┏━━

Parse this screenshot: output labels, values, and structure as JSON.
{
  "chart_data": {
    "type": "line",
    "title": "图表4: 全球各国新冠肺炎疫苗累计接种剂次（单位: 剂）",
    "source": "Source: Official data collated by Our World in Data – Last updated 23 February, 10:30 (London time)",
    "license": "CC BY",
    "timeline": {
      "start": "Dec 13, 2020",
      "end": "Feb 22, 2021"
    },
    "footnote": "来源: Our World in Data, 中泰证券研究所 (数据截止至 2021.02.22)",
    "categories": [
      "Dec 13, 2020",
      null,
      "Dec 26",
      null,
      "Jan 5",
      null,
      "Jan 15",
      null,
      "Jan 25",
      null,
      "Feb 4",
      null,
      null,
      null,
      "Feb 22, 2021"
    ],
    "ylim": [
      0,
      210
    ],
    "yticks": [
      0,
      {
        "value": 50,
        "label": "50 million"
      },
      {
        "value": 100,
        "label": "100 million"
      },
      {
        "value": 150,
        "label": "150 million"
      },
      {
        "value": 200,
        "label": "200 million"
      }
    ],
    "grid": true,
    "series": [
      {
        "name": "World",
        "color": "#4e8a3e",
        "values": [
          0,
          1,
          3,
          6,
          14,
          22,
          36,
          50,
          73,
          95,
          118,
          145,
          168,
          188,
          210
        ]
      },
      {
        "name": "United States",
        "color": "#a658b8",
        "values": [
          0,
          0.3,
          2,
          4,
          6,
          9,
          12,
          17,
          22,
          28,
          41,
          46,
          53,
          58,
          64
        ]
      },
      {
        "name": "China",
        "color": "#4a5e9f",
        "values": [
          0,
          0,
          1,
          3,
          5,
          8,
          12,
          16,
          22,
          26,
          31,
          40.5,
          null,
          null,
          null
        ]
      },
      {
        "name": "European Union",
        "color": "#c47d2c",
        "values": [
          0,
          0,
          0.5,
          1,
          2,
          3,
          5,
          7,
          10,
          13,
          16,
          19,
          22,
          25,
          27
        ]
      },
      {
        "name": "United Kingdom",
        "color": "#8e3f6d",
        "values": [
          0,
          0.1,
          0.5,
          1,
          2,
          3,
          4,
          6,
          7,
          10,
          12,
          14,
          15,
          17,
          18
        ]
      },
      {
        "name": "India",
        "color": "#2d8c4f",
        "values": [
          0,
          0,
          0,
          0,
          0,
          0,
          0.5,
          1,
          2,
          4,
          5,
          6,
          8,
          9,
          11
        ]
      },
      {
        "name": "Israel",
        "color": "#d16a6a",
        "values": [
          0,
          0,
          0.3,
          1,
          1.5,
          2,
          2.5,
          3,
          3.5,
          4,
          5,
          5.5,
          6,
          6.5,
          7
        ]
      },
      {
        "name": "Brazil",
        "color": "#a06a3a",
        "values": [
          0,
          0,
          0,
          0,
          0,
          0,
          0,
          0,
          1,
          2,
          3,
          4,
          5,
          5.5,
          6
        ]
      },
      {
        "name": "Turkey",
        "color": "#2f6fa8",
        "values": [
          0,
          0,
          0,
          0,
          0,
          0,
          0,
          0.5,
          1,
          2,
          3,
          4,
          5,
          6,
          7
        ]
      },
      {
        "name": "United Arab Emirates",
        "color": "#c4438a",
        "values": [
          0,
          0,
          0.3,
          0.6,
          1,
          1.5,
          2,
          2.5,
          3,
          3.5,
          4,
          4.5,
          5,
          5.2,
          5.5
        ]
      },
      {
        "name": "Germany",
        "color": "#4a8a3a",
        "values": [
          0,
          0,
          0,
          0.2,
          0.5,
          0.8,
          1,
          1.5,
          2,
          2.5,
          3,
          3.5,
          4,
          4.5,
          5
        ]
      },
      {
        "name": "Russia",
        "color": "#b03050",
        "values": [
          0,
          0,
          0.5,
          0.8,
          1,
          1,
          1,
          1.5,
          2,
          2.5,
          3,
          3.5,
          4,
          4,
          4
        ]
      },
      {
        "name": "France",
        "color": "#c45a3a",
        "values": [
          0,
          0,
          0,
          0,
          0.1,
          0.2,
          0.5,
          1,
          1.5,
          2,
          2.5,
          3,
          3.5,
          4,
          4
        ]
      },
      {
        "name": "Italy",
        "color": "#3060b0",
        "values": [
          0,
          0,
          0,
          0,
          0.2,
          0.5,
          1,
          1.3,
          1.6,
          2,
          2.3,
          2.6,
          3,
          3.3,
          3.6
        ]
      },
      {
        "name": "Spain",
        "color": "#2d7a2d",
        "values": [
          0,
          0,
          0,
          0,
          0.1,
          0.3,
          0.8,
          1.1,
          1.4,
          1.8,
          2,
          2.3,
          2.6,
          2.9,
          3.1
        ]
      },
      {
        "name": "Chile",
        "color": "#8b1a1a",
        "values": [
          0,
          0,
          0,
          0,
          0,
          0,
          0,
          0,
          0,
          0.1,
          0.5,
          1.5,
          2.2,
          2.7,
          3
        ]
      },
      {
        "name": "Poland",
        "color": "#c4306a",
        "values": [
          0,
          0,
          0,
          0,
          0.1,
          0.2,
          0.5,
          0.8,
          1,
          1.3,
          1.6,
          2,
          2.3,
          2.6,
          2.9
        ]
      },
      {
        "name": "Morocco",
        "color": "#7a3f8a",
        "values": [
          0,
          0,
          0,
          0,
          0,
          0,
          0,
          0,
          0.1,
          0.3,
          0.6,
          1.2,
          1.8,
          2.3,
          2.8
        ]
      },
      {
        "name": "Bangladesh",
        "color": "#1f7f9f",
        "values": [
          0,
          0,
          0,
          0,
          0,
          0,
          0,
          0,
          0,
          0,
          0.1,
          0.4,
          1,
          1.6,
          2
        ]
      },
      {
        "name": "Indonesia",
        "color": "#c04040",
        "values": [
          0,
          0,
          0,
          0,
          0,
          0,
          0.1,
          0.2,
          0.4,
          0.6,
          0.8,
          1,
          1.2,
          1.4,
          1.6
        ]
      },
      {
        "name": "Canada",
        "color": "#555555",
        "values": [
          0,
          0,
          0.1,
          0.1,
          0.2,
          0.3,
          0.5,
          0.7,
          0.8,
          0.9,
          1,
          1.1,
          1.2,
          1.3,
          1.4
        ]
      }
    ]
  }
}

┗━━

■ Aim of the exercise
Report how many lines in the data contain the word "United", with no words besides the number.

■ Correct response
3